──────── PROVIDED ENTRIES ────────

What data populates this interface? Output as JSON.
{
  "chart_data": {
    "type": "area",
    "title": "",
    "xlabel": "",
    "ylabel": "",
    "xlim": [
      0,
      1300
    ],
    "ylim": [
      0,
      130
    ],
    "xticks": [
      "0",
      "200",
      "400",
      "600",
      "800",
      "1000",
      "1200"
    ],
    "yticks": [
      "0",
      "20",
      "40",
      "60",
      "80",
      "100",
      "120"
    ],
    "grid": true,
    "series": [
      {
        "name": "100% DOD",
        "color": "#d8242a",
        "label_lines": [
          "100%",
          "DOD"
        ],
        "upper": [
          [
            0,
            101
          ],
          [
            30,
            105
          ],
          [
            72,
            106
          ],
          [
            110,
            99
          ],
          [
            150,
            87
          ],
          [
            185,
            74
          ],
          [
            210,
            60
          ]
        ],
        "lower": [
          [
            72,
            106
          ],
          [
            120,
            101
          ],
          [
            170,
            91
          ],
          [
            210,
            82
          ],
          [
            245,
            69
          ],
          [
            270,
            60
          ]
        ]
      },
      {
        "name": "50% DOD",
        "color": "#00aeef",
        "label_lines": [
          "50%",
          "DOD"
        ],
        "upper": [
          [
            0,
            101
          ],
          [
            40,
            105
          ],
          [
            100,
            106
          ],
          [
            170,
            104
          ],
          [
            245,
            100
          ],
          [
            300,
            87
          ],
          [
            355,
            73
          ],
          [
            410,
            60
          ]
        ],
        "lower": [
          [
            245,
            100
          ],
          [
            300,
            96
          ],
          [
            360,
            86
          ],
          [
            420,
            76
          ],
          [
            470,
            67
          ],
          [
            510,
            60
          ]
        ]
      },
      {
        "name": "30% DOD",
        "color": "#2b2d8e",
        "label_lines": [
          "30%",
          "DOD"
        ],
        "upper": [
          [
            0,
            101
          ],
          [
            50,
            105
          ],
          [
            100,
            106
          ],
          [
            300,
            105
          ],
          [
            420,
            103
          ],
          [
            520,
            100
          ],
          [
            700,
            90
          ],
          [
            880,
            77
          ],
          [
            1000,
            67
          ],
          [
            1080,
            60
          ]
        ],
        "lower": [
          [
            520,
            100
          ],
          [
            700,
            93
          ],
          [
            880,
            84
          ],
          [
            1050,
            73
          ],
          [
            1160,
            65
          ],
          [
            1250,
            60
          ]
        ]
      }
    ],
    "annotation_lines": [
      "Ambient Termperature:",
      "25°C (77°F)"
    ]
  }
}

────────

TASK DESCRIPTION: Retype each record exactly, leaving nothing out.

SOLUTION BELOW:
What data populates this interface? Output as JSON.
{
  "chart_data": {
    "type": "area",
    "title": "",
    "xlabel": "",
    "ylabel": "",
    "xlim": [
      0,
      1300
    ],
    "ylim": [
      0,
      130
    ],
    "xticks": [
      "0",
      "200",
      "400",
      "600",
      "800",
      "1000",
      "1200"
    ],
    "yticks": [
      "0",
      "20",
      "40",
      "60",
      "80",
      "100",
      "120"
    ],
    "grid": true,
    "series": [
      {
        "name": "100% DOD",
        "color": "#d8242a",
        "label_lines": [
          "100%",
          "DOD"
        ],
        "upper": [
          [
            0,
            101
          ],
          [
            30,
            105
          ],
          [
            72,
            106
          ],
          [
            110,
            99
          ],
          [
            150,
            87
          ],
          [
            185,
            74
          ],
          [
            210,
            60
          ]
        ],
        "lower": [
          [
            72,
            106
          ],
          [
            120,
            101
          ],
          [
            170,
            91
          ],
          [
            210,
            82
          ],
          [
            245,
            69
          ],
          [
            270,
            60
          ]
        ]
      },
      {
        "name": "50% DOD",
        "color": "#00aeef",
        "label_lines": [
          "50%",
          "DOD"
        ],
        "upper": [
          [
            0,
            101
          ],
          [
            40,
            105
          ],
          [
            100,
            106
          ],
          [
            170,
            104
          ],
          [
            245,
            100
          ],
          [
            300,
            87
          ],
          [
            355,
            73
          ],
          [
            410,
            60
          ]
        ],
        "lower": [
          [
            245,
            100
          ],
          [
            300,
            96
          ],
          [
            360,
            86
          ],
          [
            420,
            76
          ],
          [
            470,
            67
          ],
          [
            510,
            60
          ]
        ]
      },
      {
        "name": "30% DOD",
        "color": "#2b2d8e",
        "label_lines": [
          "30%",
          "DOD"
        ],
        "upper": [
          [
            0,
            101
          ],
          [
            50,
            105
          ],
          [
            100,
            106
          ],
          [
            300,
            105
          ],
          [
            420,
            103
          ],
          [
            520,
            100
          ],
          [
            700,
            90
          ],
          [
            880,
            77
          ],
          [
            1000,
            67
          ],
          [
            1080,
            60
          ]
        ],
        "lower": [
          [
            520,
            100
          ],
          [
            700,
            93
          ],
          [
            880,
            84
          ],
          [
            1050,
            73
          ],
          [
            1160,
            65
          ],
          [
            1250,
            60
          ]
        ]
      }
    ],
    "annotation_lines": [
      "Ambient Termperature:",
      "25°C (77°F)"
    ]
  }
}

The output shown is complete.